▶ **Short task**
Copy every line of the data that contains the string "badge".

▶ **Provided entries**
# # # # # # #

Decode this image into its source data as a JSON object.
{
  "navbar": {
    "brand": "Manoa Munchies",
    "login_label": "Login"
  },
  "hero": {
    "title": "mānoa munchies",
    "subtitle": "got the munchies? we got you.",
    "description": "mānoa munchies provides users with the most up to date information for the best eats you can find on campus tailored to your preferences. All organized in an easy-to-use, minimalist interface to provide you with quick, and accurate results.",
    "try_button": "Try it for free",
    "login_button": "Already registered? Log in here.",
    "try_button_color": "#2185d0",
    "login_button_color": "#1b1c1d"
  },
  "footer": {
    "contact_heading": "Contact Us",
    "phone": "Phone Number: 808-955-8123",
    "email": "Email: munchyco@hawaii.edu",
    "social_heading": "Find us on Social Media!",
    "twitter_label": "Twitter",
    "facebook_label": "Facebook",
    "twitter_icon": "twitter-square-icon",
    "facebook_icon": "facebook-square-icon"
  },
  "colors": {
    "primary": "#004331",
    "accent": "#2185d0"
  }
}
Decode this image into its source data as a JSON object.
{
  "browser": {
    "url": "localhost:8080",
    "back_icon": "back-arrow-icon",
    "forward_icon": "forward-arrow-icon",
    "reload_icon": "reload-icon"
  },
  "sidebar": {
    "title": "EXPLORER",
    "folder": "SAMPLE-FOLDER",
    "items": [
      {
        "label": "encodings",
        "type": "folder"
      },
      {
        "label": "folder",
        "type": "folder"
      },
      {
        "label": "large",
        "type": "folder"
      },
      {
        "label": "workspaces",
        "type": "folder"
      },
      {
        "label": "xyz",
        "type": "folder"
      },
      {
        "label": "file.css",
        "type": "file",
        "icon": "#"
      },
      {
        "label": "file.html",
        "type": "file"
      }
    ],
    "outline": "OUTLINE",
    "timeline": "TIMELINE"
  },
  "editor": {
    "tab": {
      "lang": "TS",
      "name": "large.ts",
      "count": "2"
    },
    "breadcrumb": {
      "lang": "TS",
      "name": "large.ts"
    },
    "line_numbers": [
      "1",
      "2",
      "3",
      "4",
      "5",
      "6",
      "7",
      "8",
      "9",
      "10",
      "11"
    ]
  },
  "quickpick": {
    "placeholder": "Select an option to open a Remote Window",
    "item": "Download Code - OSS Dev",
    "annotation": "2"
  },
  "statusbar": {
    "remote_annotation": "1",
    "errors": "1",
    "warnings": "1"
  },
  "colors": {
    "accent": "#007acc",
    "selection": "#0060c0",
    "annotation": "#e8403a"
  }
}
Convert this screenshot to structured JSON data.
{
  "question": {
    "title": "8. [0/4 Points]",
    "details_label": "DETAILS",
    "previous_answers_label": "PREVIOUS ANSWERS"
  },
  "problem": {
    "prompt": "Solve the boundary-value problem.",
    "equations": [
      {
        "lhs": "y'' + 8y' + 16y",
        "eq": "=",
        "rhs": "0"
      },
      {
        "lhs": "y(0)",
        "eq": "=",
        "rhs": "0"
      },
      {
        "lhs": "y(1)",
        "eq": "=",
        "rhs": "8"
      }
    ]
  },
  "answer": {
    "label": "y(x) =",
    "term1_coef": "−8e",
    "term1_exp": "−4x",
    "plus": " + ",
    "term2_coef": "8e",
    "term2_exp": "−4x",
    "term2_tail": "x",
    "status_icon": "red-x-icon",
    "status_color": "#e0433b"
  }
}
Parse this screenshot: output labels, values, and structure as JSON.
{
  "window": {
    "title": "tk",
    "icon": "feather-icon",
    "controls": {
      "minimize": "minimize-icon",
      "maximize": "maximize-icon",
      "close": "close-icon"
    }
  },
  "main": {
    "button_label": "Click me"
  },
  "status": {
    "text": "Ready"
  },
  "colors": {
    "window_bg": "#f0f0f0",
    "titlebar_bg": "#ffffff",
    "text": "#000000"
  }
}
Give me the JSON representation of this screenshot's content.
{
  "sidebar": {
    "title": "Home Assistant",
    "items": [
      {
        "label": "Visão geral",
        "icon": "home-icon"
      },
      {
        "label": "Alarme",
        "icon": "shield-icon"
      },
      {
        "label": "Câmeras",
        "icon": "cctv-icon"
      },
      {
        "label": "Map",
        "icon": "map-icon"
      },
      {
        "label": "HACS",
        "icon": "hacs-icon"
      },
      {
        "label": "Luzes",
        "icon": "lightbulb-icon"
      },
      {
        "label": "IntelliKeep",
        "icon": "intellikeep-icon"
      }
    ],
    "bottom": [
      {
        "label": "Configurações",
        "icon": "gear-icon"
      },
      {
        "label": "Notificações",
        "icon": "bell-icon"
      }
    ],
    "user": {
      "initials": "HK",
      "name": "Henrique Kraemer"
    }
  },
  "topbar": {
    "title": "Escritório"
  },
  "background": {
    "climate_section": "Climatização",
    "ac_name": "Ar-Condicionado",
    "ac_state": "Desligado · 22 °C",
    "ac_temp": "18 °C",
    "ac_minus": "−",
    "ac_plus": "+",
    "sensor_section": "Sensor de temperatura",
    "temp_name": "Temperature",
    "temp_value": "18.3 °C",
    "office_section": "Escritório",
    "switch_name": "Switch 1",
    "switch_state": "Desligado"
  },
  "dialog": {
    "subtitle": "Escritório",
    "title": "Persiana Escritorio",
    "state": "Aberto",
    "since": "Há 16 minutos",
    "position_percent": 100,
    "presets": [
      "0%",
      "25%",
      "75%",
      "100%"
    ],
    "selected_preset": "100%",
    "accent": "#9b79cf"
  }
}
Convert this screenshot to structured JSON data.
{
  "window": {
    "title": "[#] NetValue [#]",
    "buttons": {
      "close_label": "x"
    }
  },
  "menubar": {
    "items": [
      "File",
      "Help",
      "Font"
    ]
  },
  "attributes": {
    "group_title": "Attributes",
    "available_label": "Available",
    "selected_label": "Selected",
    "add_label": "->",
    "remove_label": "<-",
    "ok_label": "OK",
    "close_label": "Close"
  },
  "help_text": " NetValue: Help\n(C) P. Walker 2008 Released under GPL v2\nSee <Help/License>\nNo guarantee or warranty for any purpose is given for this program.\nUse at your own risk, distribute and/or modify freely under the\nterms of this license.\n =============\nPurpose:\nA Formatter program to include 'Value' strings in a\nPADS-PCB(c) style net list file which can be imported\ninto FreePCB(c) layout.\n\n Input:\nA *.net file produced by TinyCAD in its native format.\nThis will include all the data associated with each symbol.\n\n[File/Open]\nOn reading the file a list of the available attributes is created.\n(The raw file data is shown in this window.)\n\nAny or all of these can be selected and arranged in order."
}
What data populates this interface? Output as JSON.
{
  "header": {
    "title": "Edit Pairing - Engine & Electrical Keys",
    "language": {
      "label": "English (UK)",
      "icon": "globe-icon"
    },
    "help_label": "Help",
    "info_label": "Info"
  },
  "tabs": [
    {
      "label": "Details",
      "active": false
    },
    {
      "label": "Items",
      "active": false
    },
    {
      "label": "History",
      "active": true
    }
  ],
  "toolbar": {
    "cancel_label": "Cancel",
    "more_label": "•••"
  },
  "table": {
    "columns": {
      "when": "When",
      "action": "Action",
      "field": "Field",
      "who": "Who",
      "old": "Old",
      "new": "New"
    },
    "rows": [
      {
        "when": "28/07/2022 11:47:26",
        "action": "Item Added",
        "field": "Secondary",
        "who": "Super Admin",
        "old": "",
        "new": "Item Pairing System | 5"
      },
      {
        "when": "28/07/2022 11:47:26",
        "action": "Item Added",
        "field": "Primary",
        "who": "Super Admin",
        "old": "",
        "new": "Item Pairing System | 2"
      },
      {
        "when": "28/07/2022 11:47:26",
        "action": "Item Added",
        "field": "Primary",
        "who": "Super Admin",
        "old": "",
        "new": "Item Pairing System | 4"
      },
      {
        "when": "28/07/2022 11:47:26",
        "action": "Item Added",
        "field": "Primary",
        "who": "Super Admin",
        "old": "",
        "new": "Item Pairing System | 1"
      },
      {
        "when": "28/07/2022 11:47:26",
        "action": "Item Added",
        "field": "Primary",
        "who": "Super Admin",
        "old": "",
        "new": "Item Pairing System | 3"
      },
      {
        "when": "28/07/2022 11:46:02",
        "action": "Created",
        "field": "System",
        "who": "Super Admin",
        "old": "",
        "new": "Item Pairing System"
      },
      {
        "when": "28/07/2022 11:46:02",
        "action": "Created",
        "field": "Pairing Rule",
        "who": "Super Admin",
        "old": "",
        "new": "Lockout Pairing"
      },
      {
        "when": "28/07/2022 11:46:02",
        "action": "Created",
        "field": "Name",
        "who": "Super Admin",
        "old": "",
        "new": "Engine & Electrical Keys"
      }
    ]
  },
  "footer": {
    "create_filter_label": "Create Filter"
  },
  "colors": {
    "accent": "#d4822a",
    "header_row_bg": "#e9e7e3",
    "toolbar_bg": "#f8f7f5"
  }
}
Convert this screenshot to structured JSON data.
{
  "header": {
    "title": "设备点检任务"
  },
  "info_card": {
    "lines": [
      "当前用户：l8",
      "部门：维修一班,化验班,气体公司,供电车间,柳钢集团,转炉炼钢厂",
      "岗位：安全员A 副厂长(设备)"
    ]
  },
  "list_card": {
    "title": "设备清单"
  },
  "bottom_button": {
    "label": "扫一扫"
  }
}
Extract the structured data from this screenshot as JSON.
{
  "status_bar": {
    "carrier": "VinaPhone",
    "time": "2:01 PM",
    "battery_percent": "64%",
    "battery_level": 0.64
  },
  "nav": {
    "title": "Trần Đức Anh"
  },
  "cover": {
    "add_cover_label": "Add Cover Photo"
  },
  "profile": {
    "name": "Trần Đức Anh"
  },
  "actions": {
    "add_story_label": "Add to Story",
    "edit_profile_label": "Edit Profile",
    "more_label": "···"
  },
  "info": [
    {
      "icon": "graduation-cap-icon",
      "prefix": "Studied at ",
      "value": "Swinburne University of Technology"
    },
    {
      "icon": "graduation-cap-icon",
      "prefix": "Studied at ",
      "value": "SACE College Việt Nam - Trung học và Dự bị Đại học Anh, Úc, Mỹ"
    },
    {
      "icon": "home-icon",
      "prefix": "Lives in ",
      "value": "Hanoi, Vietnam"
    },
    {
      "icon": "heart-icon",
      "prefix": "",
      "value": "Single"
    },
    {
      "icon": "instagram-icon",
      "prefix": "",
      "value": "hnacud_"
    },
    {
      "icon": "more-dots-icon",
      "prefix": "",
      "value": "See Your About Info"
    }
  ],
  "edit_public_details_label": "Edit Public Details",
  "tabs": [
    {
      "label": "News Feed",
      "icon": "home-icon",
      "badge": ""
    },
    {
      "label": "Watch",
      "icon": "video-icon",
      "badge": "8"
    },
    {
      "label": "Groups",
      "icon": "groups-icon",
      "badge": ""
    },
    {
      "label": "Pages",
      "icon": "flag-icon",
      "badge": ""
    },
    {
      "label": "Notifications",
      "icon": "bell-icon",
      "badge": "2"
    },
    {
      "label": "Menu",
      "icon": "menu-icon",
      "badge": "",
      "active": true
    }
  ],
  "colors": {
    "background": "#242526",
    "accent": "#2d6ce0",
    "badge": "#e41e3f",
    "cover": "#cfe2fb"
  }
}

# # # # # # #

▶ **Written reply**
      "badge": ""
      "badge": "8"
      "badge": ""
      "badge": ""
      "badge": "2"
      "badge": "",
    "badge": "#e41e3f",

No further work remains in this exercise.